Dataset extract —
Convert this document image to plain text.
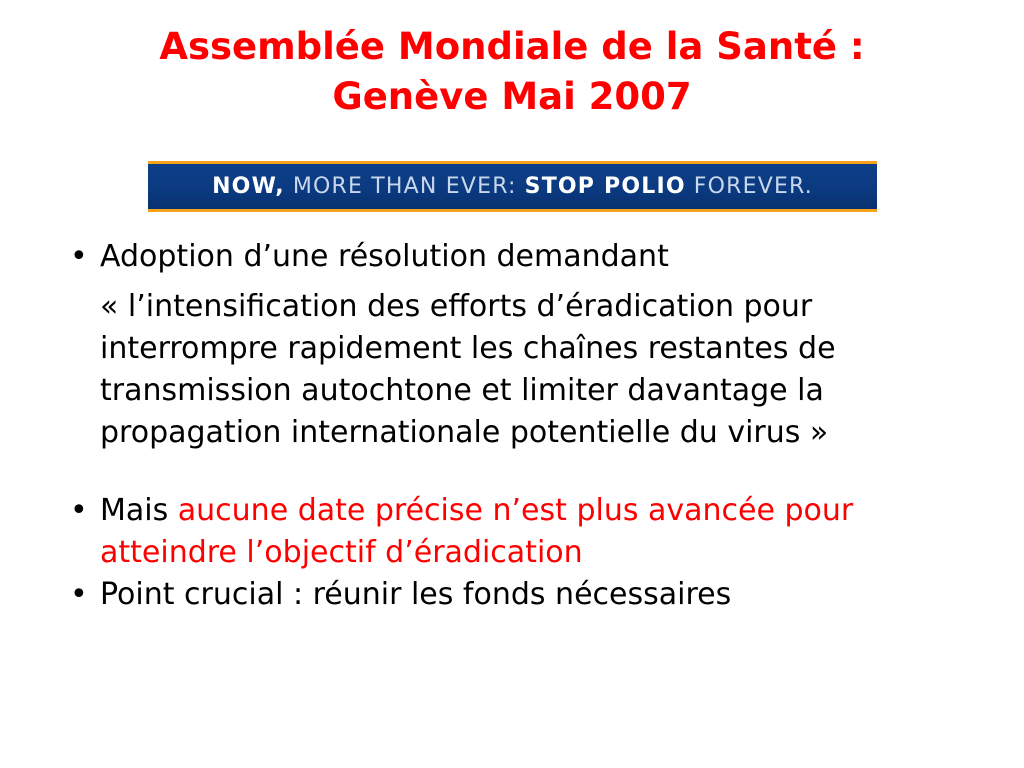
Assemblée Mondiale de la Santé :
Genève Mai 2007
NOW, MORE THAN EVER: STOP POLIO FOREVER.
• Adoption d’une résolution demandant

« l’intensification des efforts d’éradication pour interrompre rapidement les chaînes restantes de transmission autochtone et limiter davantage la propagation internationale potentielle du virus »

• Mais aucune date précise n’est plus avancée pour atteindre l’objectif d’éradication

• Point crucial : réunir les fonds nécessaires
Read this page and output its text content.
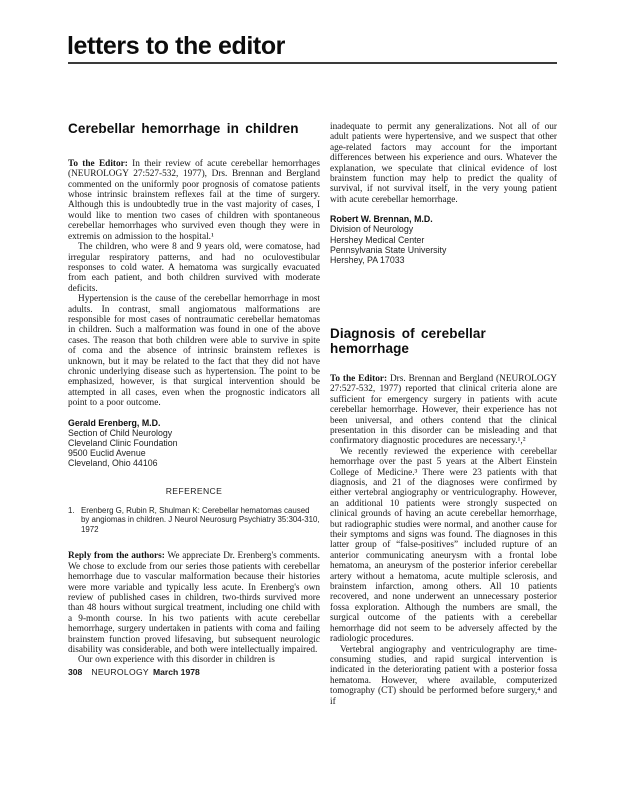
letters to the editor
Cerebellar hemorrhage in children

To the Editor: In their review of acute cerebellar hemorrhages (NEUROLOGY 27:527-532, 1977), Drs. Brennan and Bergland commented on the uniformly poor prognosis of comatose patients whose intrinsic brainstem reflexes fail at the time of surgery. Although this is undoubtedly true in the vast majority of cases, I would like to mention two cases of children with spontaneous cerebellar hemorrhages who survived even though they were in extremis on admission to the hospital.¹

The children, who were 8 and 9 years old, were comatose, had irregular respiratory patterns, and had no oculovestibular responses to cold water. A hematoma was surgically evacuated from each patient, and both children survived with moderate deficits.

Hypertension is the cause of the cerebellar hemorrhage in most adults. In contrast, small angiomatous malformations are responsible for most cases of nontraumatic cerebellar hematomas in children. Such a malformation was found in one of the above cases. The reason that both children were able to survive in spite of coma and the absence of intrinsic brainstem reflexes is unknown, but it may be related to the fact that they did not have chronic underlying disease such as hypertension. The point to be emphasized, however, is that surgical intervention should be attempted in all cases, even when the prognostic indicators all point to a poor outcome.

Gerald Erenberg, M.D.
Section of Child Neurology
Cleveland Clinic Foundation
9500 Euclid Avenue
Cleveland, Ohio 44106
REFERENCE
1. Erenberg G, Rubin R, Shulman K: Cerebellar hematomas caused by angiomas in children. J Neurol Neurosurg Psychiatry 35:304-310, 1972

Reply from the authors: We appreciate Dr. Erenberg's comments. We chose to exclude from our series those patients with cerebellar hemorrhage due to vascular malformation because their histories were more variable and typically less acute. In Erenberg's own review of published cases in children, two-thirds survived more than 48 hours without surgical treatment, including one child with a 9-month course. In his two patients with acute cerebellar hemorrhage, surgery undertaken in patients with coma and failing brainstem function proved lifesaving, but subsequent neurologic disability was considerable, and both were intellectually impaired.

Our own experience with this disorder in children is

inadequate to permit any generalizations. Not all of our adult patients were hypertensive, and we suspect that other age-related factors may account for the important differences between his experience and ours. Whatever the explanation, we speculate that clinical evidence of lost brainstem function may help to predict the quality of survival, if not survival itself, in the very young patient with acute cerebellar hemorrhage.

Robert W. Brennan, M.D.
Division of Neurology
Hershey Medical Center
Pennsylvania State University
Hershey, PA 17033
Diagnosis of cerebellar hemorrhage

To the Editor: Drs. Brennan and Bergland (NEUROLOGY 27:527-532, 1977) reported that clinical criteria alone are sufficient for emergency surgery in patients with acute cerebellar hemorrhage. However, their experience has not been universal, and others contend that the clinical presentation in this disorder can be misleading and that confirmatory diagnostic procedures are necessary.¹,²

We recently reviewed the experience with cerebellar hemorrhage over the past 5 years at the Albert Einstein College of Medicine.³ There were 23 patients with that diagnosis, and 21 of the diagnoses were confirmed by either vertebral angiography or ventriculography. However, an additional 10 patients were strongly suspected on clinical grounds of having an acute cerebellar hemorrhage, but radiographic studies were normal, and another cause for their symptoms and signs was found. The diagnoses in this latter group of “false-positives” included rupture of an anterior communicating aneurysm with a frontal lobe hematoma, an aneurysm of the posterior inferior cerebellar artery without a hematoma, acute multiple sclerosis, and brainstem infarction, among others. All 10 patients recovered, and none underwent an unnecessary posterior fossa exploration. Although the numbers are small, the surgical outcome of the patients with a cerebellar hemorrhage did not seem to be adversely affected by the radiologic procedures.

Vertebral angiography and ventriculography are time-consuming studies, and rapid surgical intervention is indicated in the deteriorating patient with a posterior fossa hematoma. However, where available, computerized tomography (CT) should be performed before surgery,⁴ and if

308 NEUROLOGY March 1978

Exercise objective — Your answer should consist of each line above in which "pour" appears.

Answer area —
« l’intensification des efforts d’éradication pour interrompre rapidement les chaînes restantes de transmission autochtone et limiter davantage la propagation internationale potentielle du virus »
• Mais aucune date précise n’est plus avancée pour atteindre l’objectif d’éradication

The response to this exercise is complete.